▸ Task material
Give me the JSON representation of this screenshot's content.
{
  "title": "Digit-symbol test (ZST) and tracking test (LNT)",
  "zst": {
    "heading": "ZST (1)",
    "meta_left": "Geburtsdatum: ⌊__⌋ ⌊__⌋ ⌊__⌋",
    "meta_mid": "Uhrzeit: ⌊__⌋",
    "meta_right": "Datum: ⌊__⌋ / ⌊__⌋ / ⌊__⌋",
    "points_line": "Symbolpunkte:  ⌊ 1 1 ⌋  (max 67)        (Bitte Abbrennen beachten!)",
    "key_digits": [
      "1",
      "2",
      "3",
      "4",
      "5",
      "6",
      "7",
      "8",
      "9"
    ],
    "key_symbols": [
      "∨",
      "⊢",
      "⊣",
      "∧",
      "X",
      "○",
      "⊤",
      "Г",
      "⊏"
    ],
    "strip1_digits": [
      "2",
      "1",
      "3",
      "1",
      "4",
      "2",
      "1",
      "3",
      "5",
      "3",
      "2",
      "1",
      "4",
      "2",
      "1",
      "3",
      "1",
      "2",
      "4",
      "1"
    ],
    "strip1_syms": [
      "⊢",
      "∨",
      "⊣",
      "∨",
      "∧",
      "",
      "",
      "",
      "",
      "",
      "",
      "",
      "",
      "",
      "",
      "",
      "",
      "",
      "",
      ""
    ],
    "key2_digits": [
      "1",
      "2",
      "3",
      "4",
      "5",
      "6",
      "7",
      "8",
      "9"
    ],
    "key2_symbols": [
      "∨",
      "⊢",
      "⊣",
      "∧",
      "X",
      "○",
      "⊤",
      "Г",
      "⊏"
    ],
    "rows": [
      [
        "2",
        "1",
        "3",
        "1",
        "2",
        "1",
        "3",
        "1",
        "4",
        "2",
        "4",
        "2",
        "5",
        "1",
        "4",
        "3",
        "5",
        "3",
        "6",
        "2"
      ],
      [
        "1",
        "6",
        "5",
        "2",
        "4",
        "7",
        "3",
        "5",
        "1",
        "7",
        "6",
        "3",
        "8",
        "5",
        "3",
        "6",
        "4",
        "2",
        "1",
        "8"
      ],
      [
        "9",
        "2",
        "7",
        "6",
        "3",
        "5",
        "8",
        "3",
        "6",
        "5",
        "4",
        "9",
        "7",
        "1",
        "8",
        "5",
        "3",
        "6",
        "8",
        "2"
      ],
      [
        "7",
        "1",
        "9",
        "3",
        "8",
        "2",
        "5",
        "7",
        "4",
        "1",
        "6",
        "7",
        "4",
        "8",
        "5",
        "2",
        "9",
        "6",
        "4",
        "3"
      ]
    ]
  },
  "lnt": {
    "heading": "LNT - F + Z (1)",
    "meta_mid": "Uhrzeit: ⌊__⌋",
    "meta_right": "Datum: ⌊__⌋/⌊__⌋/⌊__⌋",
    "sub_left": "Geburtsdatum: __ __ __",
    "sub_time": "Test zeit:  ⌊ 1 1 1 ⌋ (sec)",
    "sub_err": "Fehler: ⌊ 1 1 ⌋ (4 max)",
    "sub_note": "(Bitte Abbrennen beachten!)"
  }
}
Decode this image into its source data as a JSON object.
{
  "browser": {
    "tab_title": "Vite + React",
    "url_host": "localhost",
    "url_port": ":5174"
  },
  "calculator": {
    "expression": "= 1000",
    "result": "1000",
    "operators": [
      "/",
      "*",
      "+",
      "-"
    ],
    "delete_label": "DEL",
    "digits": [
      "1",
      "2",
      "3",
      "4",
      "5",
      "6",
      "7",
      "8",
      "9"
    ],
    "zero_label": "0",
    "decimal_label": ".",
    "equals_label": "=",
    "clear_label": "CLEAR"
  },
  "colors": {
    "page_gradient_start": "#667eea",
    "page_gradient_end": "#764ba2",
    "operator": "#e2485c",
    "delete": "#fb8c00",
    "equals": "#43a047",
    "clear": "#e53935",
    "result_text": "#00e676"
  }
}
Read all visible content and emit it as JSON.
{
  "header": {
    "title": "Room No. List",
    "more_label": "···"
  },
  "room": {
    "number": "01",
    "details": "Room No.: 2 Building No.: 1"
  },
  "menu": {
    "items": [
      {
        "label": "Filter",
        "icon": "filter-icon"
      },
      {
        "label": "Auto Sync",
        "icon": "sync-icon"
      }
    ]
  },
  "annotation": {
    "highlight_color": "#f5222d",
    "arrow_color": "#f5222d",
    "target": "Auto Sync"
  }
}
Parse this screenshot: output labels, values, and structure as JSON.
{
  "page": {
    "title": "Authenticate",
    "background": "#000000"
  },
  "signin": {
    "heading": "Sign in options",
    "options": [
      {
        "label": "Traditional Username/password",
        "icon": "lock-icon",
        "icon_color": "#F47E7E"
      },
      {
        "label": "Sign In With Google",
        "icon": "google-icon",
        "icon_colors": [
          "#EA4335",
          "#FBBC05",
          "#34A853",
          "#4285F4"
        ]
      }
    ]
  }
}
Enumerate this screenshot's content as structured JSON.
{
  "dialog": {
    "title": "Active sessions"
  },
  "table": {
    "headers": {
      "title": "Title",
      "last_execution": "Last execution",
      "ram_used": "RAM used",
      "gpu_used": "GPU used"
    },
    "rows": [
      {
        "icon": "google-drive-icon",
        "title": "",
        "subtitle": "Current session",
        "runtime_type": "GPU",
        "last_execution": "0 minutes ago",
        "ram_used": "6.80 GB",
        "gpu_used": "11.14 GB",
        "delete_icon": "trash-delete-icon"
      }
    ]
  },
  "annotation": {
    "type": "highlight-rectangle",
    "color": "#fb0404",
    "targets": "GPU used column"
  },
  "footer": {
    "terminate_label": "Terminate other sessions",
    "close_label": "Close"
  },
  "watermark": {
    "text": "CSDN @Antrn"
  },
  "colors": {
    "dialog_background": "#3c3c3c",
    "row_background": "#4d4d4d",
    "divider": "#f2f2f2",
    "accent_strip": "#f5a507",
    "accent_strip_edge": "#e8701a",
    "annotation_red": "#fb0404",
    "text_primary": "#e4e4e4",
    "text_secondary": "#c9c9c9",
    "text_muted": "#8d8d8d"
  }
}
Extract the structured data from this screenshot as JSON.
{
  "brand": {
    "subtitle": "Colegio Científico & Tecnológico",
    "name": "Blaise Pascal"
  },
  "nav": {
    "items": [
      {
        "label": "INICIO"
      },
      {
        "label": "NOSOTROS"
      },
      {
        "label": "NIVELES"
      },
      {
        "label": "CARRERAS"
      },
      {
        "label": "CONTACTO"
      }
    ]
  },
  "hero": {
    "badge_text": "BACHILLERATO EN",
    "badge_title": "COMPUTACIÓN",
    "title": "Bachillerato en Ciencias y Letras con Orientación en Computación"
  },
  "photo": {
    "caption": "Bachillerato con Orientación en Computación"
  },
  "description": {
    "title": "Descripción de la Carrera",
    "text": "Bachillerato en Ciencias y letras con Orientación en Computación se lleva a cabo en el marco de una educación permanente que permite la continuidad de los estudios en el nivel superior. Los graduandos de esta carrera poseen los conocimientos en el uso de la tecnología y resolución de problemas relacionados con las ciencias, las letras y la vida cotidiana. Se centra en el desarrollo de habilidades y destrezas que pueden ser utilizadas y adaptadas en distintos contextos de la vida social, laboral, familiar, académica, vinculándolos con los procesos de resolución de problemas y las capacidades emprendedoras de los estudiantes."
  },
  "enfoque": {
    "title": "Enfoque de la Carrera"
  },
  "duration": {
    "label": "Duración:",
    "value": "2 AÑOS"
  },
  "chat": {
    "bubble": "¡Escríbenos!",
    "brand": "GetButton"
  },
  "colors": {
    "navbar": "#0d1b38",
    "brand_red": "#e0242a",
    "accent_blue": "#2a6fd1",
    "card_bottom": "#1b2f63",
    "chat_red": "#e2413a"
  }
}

▸ Work to do
Say how many lines in the records hold the string "data", and say nothing else.

▸ Worked answer
2